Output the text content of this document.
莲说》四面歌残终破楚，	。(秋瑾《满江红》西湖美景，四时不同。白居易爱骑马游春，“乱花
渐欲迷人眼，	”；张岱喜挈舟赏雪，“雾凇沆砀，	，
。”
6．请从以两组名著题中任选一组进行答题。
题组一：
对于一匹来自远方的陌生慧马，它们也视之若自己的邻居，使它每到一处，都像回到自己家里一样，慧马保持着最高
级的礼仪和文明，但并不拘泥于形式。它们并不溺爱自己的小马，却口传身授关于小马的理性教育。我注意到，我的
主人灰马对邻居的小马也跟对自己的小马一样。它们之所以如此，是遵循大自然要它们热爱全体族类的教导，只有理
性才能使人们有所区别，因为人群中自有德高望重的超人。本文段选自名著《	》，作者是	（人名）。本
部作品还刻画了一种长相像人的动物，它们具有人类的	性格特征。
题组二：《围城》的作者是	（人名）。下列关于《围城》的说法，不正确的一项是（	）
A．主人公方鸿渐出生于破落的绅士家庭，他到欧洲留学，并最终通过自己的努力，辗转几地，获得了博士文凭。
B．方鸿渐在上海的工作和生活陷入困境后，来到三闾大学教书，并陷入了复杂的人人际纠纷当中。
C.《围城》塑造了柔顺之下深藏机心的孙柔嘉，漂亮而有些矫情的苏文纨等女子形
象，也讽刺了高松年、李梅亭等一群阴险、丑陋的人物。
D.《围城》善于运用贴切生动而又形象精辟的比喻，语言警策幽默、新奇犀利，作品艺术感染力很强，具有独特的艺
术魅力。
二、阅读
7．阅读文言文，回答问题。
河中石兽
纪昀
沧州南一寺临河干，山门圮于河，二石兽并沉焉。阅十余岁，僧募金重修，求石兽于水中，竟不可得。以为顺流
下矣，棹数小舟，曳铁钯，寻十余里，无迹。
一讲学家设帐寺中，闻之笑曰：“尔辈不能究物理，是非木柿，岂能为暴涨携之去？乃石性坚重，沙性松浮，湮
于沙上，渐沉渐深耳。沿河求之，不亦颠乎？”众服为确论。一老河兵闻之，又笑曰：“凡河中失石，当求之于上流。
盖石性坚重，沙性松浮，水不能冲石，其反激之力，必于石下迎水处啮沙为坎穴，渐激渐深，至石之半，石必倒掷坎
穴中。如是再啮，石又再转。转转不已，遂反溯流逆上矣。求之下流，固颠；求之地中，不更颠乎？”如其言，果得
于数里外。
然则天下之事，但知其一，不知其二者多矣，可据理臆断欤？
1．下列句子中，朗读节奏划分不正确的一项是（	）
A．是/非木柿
• • • • •
WHAT YOU HAVE TO DO:
Reproduce the complete set of lines precisely as supplied.

COMPLETE ANSWER:
Output the text content of this document.
莲说》四面歌残终破楚，	。(秋瑾《满江红》西湖美景，四时不同。白居易爱骑马游春，“乱花
渐欲迷人眼，	”；张岱喜挈舟赏雪，“雾凇沆砀，	，
。”
6．请从以两组名著题中任选一组进行答题。
题组一：
对于一匹来自远方的陌生慧马，它们也视之若自己的邻居，使它每到一处，都像回到自己家里一样，慧马保持着最高
级的礼仪和文明，但并不拘泥于形式。它们并不溺爱自己的小马，却口传身授关于小马的理性教育。我注意到，我的
主人灰马对邻居的小马也跟对自己的小马一样。它们之所以如此，是遵循大自然要它们热爱全体族类的教导，只有理
性才能使人们有所区别，因为人群中自有德高望重的超人。本文段选自名著《	》，作者是	（人名）。本
部作品还刻画了一种长相像人的动物，它们具有人类的	性格特征。
题组二：《围城》的作者是	（人名）。下列关于《围城》的说法，不正确的一项是（	）
A．主人公方鸿渐出生于破落的绅士家庭，他到欧洲留学，并最终通过自己的努力，辗转几地，获得了博士文凭。
B．方鸿渐在上海的工作和生活陷入困境后，来到三闾大学教书，并陷入了复杂的人人际纠纷当中。
C.《围城》塑造了柔顺之下深藏机心的孙柔嘉，漂亮而有些矫情的苏文纨等女子形
象，也讽刺了高松年、李梅亭等一群阴险、丑陋的人物。
D.《围城》善于运用贴切生动而又形象精辟的比喻，语言警策幽默、新奇犀利，作品艺术感染力很强，具有独特的艺
术魅力。
二、阅读
7．阅读文言文，回答问题。
河中石兽
纪昀
沧州南一寺临河干，山门圮于河，二石兽并沉焉。阅十余岁，僧募金重修，求石兽于水中，竟不可得。以为顺流
下矣，棹数小舟，曳铁钯，寻十余里，无迹。
一讲学家设帐寺中，闻之笑曰：“尔辈不能究物理，是非木柿，岂能为暴涨携之去？乃石性坚重，沙性松浮，湮
于沙上，渐沉渐深耳。沿河求之，不亦颠乎？”众服为确论。一老河兵闻之，又笑曰：“凡河中失石，当求之于上流。
盖石性坚重，沙性松浮，水不能冲石，其反激之力，必于石下迎水处啮沙为坎穴，渐激渐深，至石之半，石必倒掷坎
穴中。如是再啮，石又再转。转转不已，遂反溯流逆上矣。求之下流，固颠；求之地中，不更颠乎？”如其言，果得
于数里外。
然则天下之事，但知其一，不知其二者多矣，可据理臆断欤？
1．下列句子中，朗读节奏划分不正确的一项是（	）
A．是/非木柿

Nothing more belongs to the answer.